Dataset rows ::
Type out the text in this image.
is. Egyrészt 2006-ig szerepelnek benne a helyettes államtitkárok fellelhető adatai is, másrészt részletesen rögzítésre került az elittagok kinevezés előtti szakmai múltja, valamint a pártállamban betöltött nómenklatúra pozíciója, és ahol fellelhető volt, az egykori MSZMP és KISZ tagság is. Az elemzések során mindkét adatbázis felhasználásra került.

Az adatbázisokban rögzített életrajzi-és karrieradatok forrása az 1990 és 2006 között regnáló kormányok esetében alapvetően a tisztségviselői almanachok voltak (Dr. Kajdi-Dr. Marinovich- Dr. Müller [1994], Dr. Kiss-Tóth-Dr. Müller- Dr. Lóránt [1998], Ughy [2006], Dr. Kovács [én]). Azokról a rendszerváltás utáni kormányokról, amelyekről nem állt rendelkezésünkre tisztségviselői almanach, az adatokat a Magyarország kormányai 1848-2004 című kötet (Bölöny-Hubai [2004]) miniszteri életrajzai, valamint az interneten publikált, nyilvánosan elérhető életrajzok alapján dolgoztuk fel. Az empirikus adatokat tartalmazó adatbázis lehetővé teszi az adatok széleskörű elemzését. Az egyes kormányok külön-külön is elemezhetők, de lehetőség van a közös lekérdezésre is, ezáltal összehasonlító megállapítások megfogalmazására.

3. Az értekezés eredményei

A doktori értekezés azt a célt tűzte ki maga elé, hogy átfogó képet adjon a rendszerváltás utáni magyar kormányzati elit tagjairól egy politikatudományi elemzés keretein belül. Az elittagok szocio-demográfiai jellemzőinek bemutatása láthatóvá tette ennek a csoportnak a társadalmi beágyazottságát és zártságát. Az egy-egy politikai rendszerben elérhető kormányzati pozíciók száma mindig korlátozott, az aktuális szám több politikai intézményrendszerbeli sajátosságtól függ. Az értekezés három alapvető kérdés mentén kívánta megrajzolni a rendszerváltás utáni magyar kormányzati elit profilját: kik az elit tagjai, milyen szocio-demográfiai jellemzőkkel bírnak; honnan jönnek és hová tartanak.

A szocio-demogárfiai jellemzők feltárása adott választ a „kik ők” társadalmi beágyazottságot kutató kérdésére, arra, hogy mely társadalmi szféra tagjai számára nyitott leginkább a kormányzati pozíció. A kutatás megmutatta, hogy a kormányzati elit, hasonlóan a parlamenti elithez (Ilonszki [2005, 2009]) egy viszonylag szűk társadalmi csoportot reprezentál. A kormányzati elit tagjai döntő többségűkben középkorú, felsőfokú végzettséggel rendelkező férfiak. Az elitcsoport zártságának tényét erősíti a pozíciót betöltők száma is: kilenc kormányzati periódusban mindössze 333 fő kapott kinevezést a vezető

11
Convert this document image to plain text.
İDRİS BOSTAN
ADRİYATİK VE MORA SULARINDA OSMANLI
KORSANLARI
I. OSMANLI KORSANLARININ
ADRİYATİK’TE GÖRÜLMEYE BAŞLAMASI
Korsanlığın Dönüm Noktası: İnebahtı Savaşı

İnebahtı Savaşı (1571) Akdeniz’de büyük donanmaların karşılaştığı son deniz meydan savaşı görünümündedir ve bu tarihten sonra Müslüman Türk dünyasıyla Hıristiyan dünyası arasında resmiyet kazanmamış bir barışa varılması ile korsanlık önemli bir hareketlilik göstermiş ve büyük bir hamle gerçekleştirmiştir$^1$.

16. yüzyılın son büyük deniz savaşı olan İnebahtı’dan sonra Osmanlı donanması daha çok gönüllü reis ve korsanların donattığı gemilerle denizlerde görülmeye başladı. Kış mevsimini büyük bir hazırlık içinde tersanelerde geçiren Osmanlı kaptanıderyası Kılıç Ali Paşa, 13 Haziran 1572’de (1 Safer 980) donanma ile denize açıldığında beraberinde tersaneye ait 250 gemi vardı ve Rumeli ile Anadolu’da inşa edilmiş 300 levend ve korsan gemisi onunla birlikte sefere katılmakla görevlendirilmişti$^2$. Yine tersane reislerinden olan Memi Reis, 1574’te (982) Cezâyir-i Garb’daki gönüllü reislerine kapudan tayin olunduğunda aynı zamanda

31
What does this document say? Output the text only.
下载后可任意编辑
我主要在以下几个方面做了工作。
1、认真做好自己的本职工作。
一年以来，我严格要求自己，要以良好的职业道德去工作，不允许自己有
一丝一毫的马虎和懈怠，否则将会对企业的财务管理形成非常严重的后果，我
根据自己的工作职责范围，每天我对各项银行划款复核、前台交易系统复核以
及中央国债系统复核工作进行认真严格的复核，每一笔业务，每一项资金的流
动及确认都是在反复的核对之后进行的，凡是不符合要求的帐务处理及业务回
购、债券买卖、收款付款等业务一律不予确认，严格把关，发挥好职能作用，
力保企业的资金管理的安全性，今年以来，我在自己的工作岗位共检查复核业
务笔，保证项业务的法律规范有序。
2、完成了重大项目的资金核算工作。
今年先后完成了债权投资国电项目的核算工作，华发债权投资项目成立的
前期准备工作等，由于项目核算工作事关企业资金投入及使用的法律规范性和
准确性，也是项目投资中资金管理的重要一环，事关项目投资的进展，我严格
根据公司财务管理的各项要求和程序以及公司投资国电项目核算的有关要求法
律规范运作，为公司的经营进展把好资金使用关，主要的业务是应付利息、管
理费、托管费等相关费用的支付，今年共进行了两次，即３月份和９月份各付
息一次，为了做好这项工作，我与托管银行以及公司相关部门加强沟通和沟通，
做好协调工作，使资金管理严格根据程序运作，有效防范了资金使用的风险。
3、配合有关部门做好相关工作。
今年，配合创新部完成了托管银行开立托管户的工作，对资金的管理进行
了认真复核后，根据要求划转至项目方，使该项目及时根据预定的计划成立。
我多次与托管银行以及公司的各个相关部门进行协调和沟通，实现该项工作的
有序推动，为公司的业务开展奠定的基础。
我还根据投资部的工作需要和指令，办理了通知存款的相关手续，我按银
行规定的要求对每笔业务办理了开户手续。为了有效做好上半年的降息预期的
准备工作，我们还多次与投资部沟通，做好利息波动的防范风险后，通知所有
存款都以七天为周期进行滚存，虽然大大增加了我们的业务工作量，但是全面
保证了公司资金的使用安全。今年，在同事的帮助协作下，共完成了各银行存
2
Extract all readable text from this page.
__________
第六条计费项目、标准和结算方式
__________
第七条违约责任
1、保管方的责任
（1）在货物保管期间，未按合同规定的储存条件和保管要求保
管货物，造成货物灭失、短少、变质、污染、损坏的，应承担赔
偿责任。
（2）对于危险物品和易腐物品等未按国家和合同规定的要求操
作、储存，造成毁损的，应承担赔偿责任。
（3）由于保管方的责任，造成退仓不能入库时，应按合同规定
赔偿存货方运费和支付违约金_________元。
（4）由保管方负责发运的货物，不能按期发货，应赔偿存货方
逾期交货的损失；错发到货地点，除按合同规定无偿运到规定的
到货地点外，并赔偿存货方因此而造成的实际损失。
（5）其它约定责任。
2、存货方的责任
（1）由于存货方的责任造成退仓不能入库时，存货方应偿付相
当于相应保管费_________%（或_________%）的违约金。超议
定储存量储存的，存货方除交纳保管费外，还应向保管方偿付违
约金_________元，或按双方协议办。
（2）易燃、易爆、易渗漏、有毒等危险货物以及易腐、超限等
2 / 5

What the exercise asks :: Copy every line of the listing where the word "értekezés" appears.

Exercise solution ::
3. Az értekezés eredményei
A doktori értekezés azt a célt tűzte ki maga elé, hogy átfogó képet adjon a rendszerváltás utáni magyar kormányzati elit tagjairól egy politikatudományi elemzés keretein belül. Az elittagok szocio-demográfiai jellemzőinek bemutatása láthatóvá tette ennek a csoportnak a társadalmi beágyazottságát és zártságát. Az egy-egy politikai rendszerben elérhető kormányzati pozíciók száma mindig korlátozott, az aktuális szám több politikai intézményrendszerbeli sajátosságtól függ. Az értekezés három alapvető kérdés mentén kívánta megrajzolni a rendszerváltás utáni magyar kormányzati elit profilját: kik az elit tagjai, milyen szocio-demográfiai jellemzőkkel bírnak; honnan jönnek és hová tartanak.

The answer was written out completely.